■ DO THIS: Return each line of the listing below, unchanged, and omit the images.

══ EXTRACTED INFORMATION

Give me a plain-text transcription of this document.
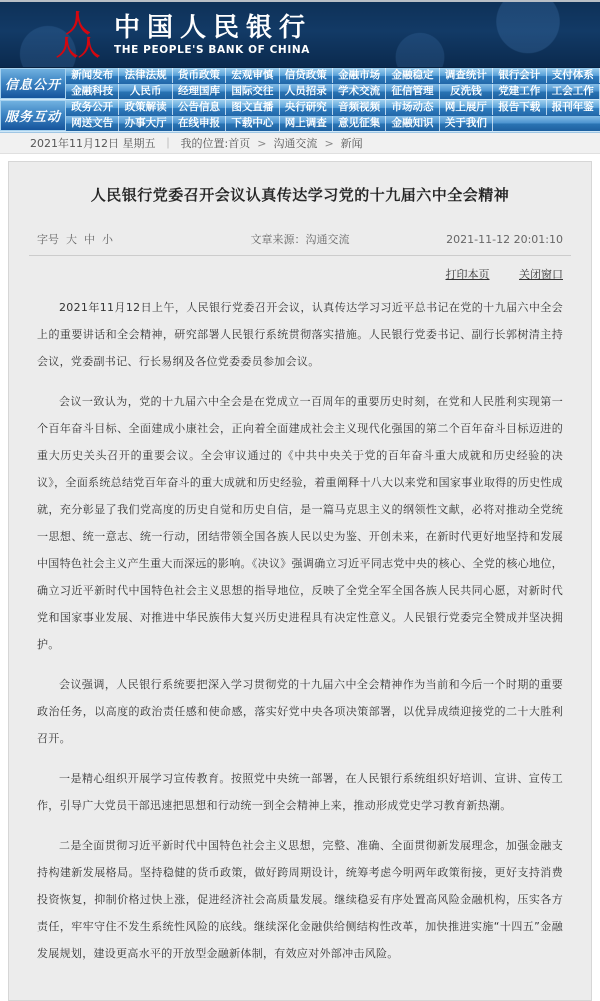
人
人 人
中国人民银行
THE PEOPLE'S BANK OF CHINA
信息公开
新闻发布	法律法规	货币政策	宏观审慎	信贷政策	金融市场	金融稳定	调查统计	银行会计	支付体系
金融科技	人民币	经理国库	国际交往	人员招录	学术交流	征信管理	反洗钱	党建工作	工会工作
服务互动
政务公开	政策解读	公告信息	图文直播	央行研究	音频视频	市场动态	网上展厅	报告下载	报刊年鉴
网送文告	办事大厅	在线申报	下载中心	网上调查	意见征集	金融知识	关于我们
2021年11月12日 星期五 ｜ 我的位置: 首页 > 沟通交流 > 新闻
人民银行党委召开会议认真传达学习党的十九届六中全会精神
字号 大 中 小	文章来源：沟通交流	2021-11-12 20:01:10
打印本页	关闭窗口

2021年11月12日上午，人民银行党委召开会议，认真传达学习习近平总书记在党的十九届六中全会上的重要讲话和全会精神，研究部署人民银行系统贯彻落实措施。人民银行党委书记、副行长郭树清主持会议，党委副书记、行长易纲及各位党委委员参加会议。

会议一致认为，党的十九届六中全会是在党成立一百周年的重要历史时刻，在党和人民胜利实现第一个百年奋斗目标、全面建成小康社会，正向着全面建成社会主义现代化强国的第二个百年奋斗目标迈进的重大历史关头召开的重要会议。全会审议通过的《中共中央关于党的百年奋斗重大成就和历史经验的决议》，全面系统总结党百年奋斗的重大成就和历史经验，着重阐释十八大以来党和国家事业取得的历史性成就，充分彰显了我们党高度的历史自觉和历史自信，是一篇马克思主义的纲领性文献，必将对推动全党统一思想、统一意志、统一行动，团结带领全国各族人民以史为鉴、开创未来，在新时代更好地坚持和发展中国特色社会主义产生重大而深远的影响。《决议》强调确立习近平同志党中央的核心、全党的核心地位，确立习近平新时代中国特色社会主义思想的指导地位，反映了全党全军全国各族人民共同心愿，对新时代党和国家事业发展、对推进中华民族伟大复兴历史进程具有决定性意义。人民银行党委完全赞成并坚决拥护。

会议强调，人民银行系统要把深入学习贯彻党的十九届六中全会精神作为当前和今后一个时期的重要政治任务，以高度的政治责任感和使命感，落实好党中央各项决策部署，以优异成绩迎接党的二十大胜利召开。

一是精心组织开展学习宣传教育。按照党中央统一部署，在人民银行系统组织好培训、宣讲、宣传工作，引导广大党员干部迅速把思想和行动统一到全会精神上来，推动形成党史学习教育新热潮。

二是全面贯彻习近平新时代中国特色社会主义思想，完整、准确、全面贯彻新发展理念，加强金融支持构建新发展格局。坚持稳健的货币政策，做好跨周期设计，统筹考虑今明两年政策衔接，更好支持消费投资恢复，抑制价格过快上涨，促进经济社会高质量发展。继续稳妥有序处置高风险金融机构，压实各方责任，牢牢守住不发生系统性风险的底线。继续深化金融供给侧结构性改革，加快推进实施“十四五”金融发展规划，建设更高水平的开放型金融新体制，有效应对外部冲击风险。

════

■ THE SOLUTION:
Give me a plain-text transcription of this document.
人
人 人
中国人民银行
THE PEOPLE'S BANK OF CHINA
信息公开
新闻发布	法律法规	货币政策	宏观审慎	信贷政策	金融市场	金融稳定	调查统计	银行会计	支付体系
金融科技	人民币	经理国库	国际交往	人员招录	学术交流	征信管理	反洗钱	党建工作	工会工作
服务互动
政务公开	政策解读	公告信息	图文直播	央行研究	音频视频	市场动态	网上展厅	报告下载	报刊年鉴
网送文告	办事大厅	在线申报	下载中心	网上调查	意见征集	金融知识	关于我们
2021年11月12日 星期五 ｜ 我的位置: 首页 > 沟通交流 > 新闻
人民银行党委召开会议认真传达学习党的十九届六中全会精神
字号 大 中 小	文章来源：沟通交流	2021-11-12 20:01:10
打印本页	关闭窗口

2021年11月12日上午，人民银行党委召开会议，认真传达学习习近平总书记在党的十九届六中全会上的重要讲话和全会精神，研究部署人民银行系统贯彻落实措施。人民银行党委书记、副行长郭树清主持会议，党委副书记、行长易纲及各位党委委员参加会议。

会议一致认为，党的十九届六中全会是在党成立一百周年的重要历史时刻，在党和人民胜利实现第一个百年奋斗目标、全面建成小康社会，正向着全面建成社会主义现代化强国的第二个百年奋斗目标迈进的重大历史关头召开的重要会议。全会审议通过的《中共中央关于党的百年奋斗重大成就和历史经验的决议》，全面系统总结党百年奋斗的重大成就和历史经验，着重阐释十八大以来党和国家事业取得的历史性成就，充分彰显了我们党高度的历史自觉和历史自信，是一篇马克思主义的纲领性文献，必将对推动全党统一思想、统一意志、统一行动，团结带领全国各族人民以史为鉴、开创未来，在新时代更好地坚持和发展中国特色社会主义产生重大而深远的影响。《决议》强调确立习近平同志党中央的核心、全党的核心地位，确立习近平新时代中国特色社会主义思想的指导地位，反映了全党全军全国各族人民共同心愿，对新时代党和国家事业发展、对推进中华民族伟大复兴历史进程具有决定性意义。人民银行党委完全赞成并坚决拥护。

会议强调，人民银行系统要把深入学习贯彻党的十九届六中全会精神作为当前和今后一个时期的重要政治任务，以高度的政治责任感和使命感，落实好党中央各项决策部署，以优异成绩迎接党的二十大胜利召开。

一是精心组织开展学习宣传教育。按照党中央统一部署，在人民银行系统组织好培训、宣讲、宣传工作，引导广大党员干部迅速把思想和行动统一到全会精神上来，推动形成党史学习教育新热潮。

二是全面贯彻习近平新时代中国特色社会主义思想，完整、准确、全面贯彻新发展理念，加强金融支持构建新发展格局。坚持稳健的货币政策，做好跨周期设计，统筹考虑今明两年政策衔接，更好支持消费投资恢复，抑制价格过快上涨，促进经济社会高质量发展。继续稳妥有序处置高风险金融机构，压实各方责任，牢牢守住不发生系统性风险的底线。继续深化金融供给侧结构性改革，加快推进实施“十四五”金融发展规划，建设更高水平的开放型金融新体制，有效应对外部冲击风险。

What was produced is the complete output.